··· THE RECORDS ···
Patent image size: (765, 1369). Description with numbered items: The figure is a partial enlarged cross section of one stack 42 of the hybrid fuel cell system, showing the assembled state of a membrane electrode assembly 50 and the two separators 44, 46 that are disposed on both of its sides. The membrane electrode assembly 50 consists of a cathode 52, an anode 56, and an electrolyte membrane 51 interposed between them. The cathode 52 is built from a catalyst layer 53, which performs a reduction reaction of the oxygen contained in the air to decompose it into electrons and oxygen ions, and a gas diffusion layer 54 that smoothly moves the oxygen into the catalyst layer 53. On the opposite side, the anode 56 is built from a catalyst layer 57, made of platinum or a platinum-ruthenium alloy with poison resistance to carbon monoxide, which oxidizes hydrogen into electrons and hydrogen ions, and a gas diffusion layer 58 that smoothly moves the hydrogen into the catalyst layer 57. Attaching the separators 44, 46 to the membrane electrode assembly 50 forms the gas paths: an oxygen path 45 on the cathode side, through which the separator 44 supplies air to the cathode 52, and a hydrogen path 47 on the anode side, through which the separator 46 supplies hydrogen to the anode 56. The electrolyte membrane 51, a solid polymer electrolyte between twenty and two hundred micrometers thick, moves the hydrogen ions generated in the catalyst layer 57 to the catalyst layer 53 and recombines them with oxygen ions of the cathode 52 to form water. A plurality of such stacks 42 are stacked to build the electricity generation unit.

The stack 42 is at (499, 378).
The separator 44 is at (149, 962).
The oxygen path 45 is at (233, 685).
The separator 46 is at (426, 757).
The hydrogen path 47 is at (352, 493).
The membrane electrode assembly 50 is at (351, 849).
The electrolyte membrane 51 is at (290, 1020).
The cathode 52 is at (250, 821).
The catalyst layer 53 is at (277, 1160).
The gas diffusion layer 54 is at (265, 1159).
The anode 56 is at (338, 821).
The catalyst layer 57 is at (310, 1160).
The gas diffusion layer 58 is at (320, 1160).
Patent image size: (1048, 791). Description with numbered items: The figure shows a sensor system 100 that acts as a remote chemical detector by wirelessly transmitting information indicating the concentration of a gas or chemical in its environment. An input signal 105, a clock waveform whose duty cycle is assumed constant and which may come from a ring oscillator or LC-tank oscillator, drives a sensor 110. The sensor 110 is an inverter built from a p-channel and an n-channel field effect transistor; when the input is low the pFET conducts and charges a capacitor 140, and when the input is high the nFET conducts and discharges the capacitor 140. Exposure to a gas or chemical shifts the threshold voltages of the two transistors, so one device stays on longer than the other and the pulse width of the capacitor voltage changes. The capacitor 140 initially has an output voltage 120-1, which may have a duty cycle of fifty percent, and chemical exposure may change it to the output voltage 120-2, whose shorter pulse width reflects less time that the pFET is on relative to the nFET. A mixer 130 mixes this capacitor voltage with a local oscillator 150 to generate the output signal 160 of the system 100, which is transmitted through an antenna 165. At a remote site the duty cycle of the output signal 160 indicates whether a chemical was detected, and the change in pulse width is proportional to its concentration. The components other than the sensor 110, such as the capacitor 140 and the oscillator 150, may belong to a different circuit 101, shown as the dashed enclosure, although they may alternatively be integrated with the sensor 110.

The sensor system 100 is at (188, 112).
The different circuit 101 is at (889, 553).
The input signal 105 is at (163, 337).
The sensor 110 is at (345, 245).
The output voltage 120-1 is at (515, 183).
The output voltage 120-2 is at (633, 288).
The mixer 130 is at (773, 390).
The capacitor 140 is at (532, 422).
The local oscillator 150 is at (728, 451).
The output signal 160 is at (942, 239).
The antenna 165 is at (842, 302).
···
[THE EXERCISE] Please repeat every one of the records above word for word.

[EXERCISE ANSWER]
Patent image size: (765, 1369). Description with numbered items: The figure is a partial enlarged cross section of one stack 42 of the hybrid fuel cell system, showing the assembled state of a membrane electrode assembly 50 and the two separators 44, 46 that are disposed on both of its sides. The membrane electrode assembly 50 consists of a cathode 52, an anode 56, and an electrolyte membrane 51 interposed between them. The cathode 52 is built from a catalyst layer 53, which performs a reduction reaction of the oxygen contained in the air to decompose it into electrons and oxygen ions, and a gas diffusion layer 54 that smoothly moves the oxygen into the catalyst layer 53. On the opposite side, the anode 56 is built from a catalyst layer 57, made of platinum or a platinum-ruthenium alloy with poison resistance to carbon monoxide, which oxidizes hydrogen into electrons and hydrogen ions, and a gas diffusion layer 58 that smoothly moves the hydrogen into the catalyst layer 57. Attaching the separators 44, 46 to the membrane electrode assembly 50 forms the gas paths: an oxygen path 45 on the cathode side, through which the separator 44 supplies air to the cathode 52, and a hydrogen path 47 on the anode side, through which the separator 46 supplies hydrogen to the anode 56. The electrolyte membrane 51, a solid polymer electrolyte between twenty and two hundred micrometers thick, moves the hydrogen ions generated in the catalyst layer 57 to the catalyst layer 53 and recombines them with oxygen ions of the cathode 52 to form water. A plurality of such stacks 42 are stacked to build the electricity generation unit.

The stack 42 is at (499, 378).
The separator 44 is at (149, 962).
The oxygen path 45 is at (233, 685).
The separator 46 is at (426, 757).
The hydrogen path 47 is at (352, 493).
The membrane electrode assembly 50 is at (351, 849).
The electrolyte membrane 51 is at (290, 1020).
The cathode 52 is at (250, 821).
The catalyst layer 53 is at (277, 1160).
The gas diffusion layer 54 is at (265, 1159).
The anode 56 is at (338, 821).
The catalyst layer 57 is at (310, 1160).
The gas diffusion layer 58 is at (320, 1160).
Patent image size: (1048, 791). Description with numbered items: The figure shows a sensor system 100 that acts as a remote chemical detector by wirelessly transmitting information indicating the concentration of a gas or chemical in its environment. An input signal 105, a clock waveform whose duty cycle is assumed constant and which may come from a ring oscillator or LC-tank oscillator, drives a sensor 110. The sensor 110 is an inverter built from a p-channel and an n-channel field effect transistor; when the input is low the pFET conducts and charges a capacitor 140, and when the input is high the nFET conducts and discharges the capacitor 140. Exposure to a gas or chemical shifts the threshold voltages of the two transistors, so one device stays on longer than the other and the pulse width of the capacitor voltage changes. The capacitor 140 initially has an output voltage 120-1, which may have a duty cycle of fifty percent, and chemical exposure may change it to the output voltage 120-2, whose shorter pulse width reflects less time that the pFET is on relative to the nFET. A mixer 130 mixes this capacitor voltage with a local oscillator 150 to generate the output signal 160 of the system 100, which is transmitted through an antenna 165. At a remote site the duty cycle of the output signal 160 indicates whether a chemical was detected, and the change in pulse width is proportional to its concentration. The components other than the sensor 110, such as the capacitor 140 and the oscillator 150, may belong to a different circuit 101, shown as the dashed enclosure, although they may alternatively be integrated with the sensor 110.

The sensor system 100 is at (188, 112).
The different circuit 101 is at (889, 553).
The input signal 105 is at (163, 337).
The sensor 110 is at (345, 245).
The output voltage 120-1 is at (515, 183).
The output voltage 120-2 is at (633, 288).
The mixer 130 is at (773, 390).
The capacitor 140 is at (532, 422).
The local oscillator 150 is at (728, 451).
The output signal 160 is at (942, 239).
The antenna 165 is at (842, 302).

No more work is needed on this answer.